→ Stated problem: Find the lines holding the word "μορφή" and collect them.

Excerpt from a dataset

# # # # # # #

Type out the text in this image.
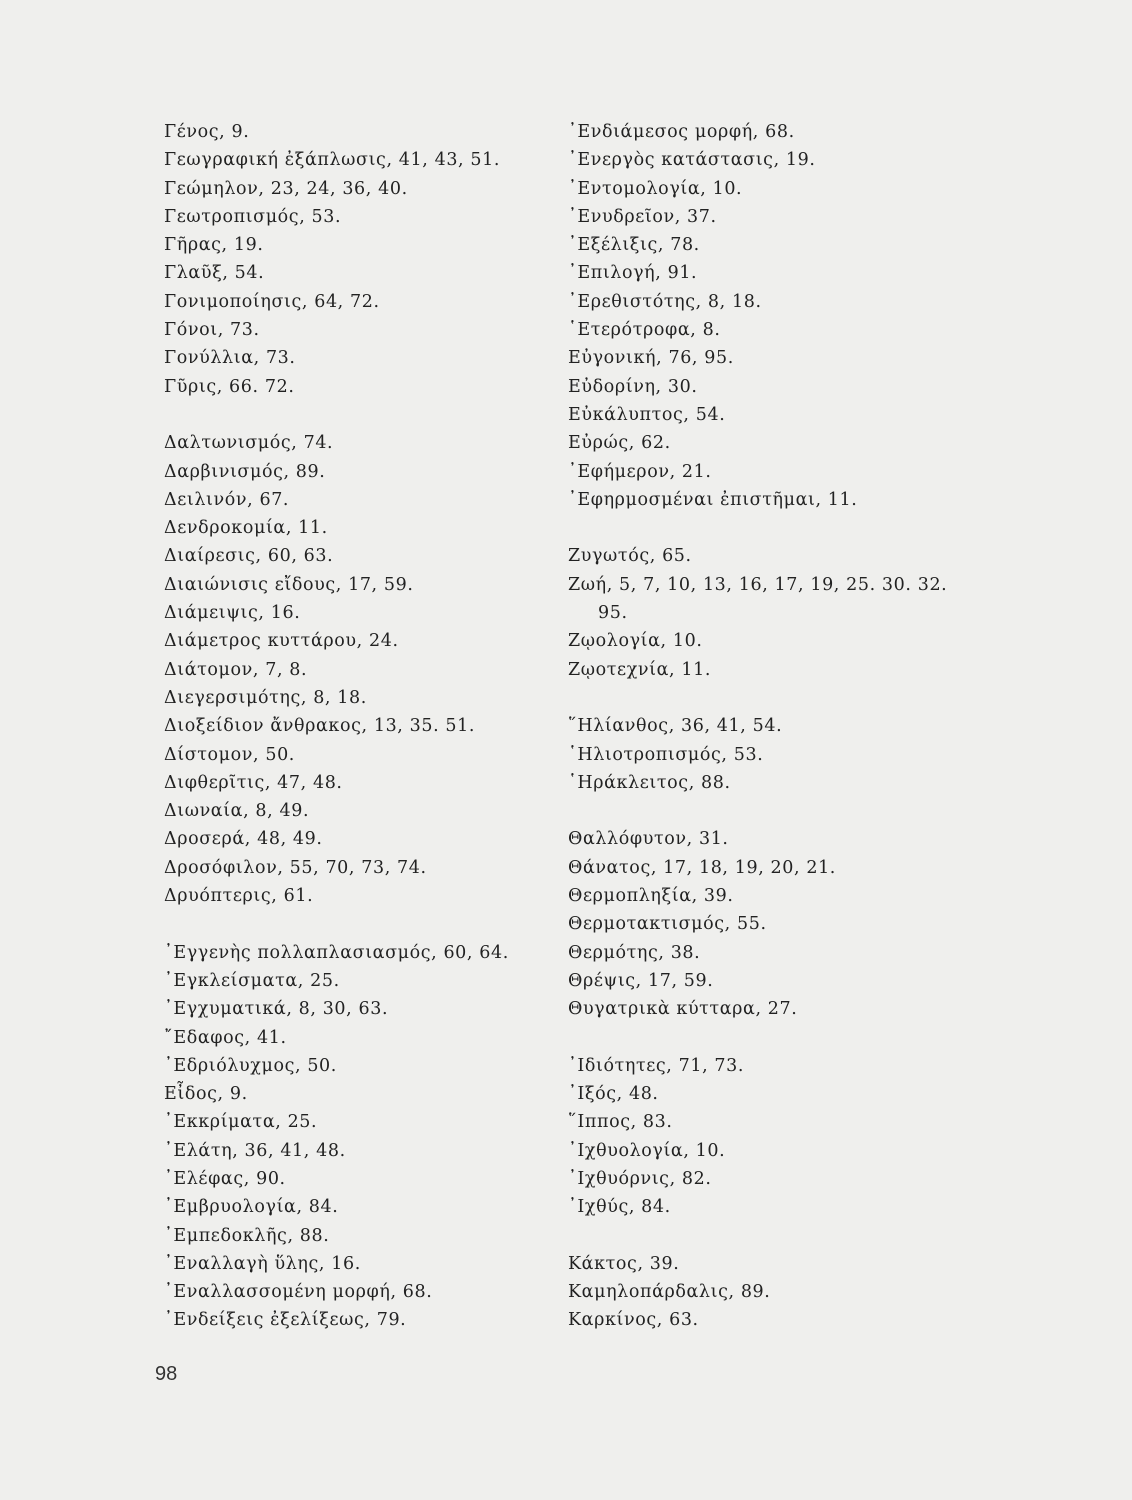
Γένος, 9.
Γεωγραφική ἐξάπλωσις, 41, 43, 51.
Γεώμηλον, 23, 24, 36, 40.
Γεωτροπισμός, 53.
Γῆρας, 19.
Γλαῦξ, 54.
Γονιμοποίησις, 64, 72.
Γόνοι, 73.
Γονύλλια, 73.
Γῦρις, 66. 72.
Δαλτωνισμός, 74.
Δαρβινισμός, 89.
Δειλινόν, 67.
Δενδροκομία, 11.
Διαίρεσις, 60, 63.
Διαιώνισις εἴδους, 17, 59.
Διάμειψις, 16.
Διάμετρος κυττάρου, 24.
Διάτομον, 7, 8.
Διεγερσιμότης, 8, 18.
Διοξείδιον ἄνθρακος, 13, 35. 51.
Δίστομον, 50.
Διφθερῖτις, 47, 48.
Διωναία, 8, 49.
Δροσερά, 48, 49.
Δροσόφιλον, 55, 70, 73, 74.
Δρυόπτερις, 61.
᾿Εγγενὴς πολλαπλασιασμός, 60, 64.
᾿Εγκλείσματα, 25.
᾿Εγχυματικά, 8, 30, 63.
῎Εδαφος, 41.
᾿Εδριόλυχμος, 50.
Εἶδος, 9.
᾿Εκκρίματα, 25.
᾿Ελάτη, 36, 41, 48.
᾿Ελέφας, 90.
᾿Εμβρυολογία, 84.
᾿Εμπεδοκλῆς, 88.
᾿Εναλλαγὴ ὕλης, 16.
᾿Εναλλασσομένη μορφή, 68.
᾿Ενδείξεις ἐξελίξεως, 79.
᾿Ενδιάμεσος μορφή, 68.
᾿Ενεργὸς κατάστασις, 19.
᾿Εντομολογία, 10.
᾿Ενυδρεῖον, 37.
᾿Εξέλιξις, 78.
᾿Επιλογή, 91.
᾿Ερεθιστότης, 8, 18.
῾Ετερότροφα, 8.
Εὐγονική, 76, 95.
Εὐδορίνη, 30.
Εὐκάλυπτος, 54.
Εὐρώς, 62.
᾿Εφήμερον, 21.
᾿Εφηρμοσμέναι ἐπιστῆμαι, 11.
Ζυγωτός, 65.
Ζωή, 5, 7, 10, 13, 16, 17, 19, 25. 30. 32.
95.
Ζῳολογία, 10.
Ζῳοτεχνία, 11.
῞Ηλίανθος, 36, 41, 54.
῾Ηλιοτροπισμός, 53.
῾Ηράκλειτος, 88.
Θαλλόφυτον, 31.
Θάνατος, 17, 18, 19, 20, 21.
Θερμοπληξία, 39.
Θερμοτακτισμός, 55.
Θερμότης, 38.
Θρέψις, 17, 59.
Θυγατρικὰ κύτταρα, 27.
᾿Ιδιότητες, 71, 73.
᾿Ιξός, 48.
῞Ιππος, 83.
᾿Ιχθυολογία, 10.
᾿Ιχθυόρνις, 82.
᾿Ιχθύς, 84.
Κάκτος, 39.
Καμηλοπάρδαλις, 89.
Καρκίνος, 63.
98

# # # # # # #

→ Response to the exercise:
᾿Εναλλασσομένη μορφή, 68.
᾿Ενδιάμεσος μορφή, 68.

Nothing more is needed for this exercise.